[What you are asked to do]
Pull out every line of the listing below where "number" appears.

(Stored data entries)
■ ■ ■ ■ ■
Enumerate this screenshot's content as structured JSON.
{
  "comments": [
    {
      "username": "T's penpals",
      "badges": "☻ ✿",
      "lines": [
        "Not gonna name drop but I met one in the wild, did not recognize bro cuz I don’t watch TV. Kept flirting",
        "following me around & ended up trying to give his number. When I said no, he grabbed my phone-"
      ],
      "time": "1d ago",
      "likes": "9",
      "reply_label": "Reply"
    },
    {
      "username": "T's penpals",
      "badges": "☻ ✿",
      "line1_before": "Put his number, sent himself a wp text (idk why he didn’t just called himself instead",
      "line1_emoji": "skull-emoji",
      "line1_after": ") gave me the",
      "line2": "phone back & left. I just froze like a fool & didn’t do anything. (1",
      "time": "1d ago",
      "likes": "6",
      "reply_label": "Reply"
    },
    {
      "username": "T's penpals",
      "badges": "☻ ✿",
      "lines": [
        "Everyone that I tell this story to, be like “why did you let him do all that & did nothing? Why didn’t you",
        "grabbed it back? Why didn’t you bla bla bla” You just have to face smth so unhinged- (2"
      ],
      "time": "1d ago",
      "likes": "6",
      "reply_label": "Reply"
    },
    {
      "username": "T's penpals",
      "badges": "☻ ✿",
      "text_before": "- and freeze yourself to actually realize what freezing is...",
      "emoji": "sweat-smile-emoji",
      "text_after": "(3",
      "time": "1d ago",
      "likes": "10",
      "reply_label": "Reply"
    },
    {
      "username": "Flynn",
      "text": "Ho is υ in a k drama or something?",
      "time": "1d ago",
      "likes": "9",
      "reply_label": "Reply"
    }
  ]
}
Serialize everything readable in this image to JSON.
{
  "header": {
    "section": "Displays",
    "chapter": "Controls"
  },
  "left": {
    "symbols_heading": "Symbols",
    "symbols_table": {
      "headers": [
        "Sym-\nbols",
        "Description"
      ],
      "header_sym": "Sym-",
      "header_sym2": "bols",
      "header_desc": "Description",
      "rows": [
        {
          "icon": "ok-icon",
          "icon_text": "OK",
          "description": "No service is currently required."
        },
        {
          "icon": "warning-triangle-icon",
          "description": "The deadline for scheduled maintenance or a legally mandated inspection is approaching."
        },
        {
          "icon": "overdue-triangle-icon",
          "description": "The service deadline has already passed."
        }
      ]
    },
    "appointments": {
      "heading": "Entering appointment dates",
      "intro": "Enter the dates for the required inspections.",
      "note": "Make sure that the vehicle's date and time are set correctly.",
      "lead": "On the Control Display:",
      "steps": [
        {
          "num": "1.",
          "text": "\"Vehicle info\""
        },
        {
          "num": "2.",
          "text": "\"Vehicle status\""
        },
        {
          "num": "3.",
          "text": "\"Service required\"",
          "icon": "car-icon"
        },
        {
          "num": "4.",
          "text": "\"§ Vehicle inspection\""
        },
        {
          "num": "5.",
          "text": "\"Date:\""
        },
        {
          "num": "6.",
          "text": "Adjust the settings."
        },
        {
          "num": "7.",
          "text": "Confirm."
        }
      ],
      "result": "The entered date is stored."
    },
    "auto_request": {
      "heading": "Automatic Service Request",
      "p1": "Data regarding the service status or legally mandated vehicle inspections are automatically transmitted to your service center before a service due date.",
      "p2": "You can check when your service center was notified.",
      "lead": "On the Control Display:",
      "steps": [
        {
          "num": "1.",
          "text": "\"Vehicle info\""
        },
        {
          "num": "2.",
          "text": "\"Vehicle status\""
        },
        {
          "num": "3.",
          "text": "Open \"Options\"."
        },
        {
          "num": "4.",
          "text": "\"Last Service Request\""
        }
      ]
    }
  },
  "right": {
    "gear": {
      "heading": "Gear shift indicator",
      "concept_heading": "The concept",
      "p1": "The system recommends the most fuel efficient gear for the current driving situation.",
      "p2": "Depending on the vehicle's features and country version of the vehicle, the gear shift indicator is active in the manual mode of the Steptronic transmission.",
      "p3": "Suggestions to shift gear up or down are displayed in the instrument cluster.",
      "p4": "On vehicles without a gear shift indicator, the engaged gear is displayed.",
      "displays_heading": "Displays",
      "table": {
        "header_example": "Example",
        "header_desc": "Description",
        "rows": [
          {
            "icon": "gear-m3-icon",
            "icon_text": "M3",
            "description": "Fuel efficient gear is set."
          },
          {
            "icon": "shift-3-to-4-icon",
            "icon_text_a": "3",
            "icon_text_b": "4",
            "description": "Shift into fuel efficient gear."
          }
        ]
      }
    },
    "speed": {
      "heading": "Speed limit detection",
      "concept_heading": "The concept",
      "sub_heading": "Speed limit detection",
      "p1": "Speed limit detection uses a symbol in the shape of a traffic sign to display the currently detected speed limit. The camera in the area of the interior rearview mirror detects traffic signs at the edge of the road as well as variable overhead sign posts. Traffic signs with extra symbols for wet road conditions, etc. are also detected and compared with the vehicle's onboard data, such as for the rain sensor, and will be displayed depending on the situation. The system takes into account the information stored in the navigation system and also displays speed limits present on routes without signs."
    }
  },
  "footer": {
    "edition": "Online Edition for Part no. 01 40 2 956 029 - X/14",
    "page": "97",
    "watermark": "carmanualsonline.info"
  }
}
■ ■ ■ ■ ■
[Solution below]
        "following me around & ended up trying to give his number. When I said no, he grabbed my phone-"
      "line1_before": "Put his number, sent himself a wp text (idk why he didn’t just called himself instead",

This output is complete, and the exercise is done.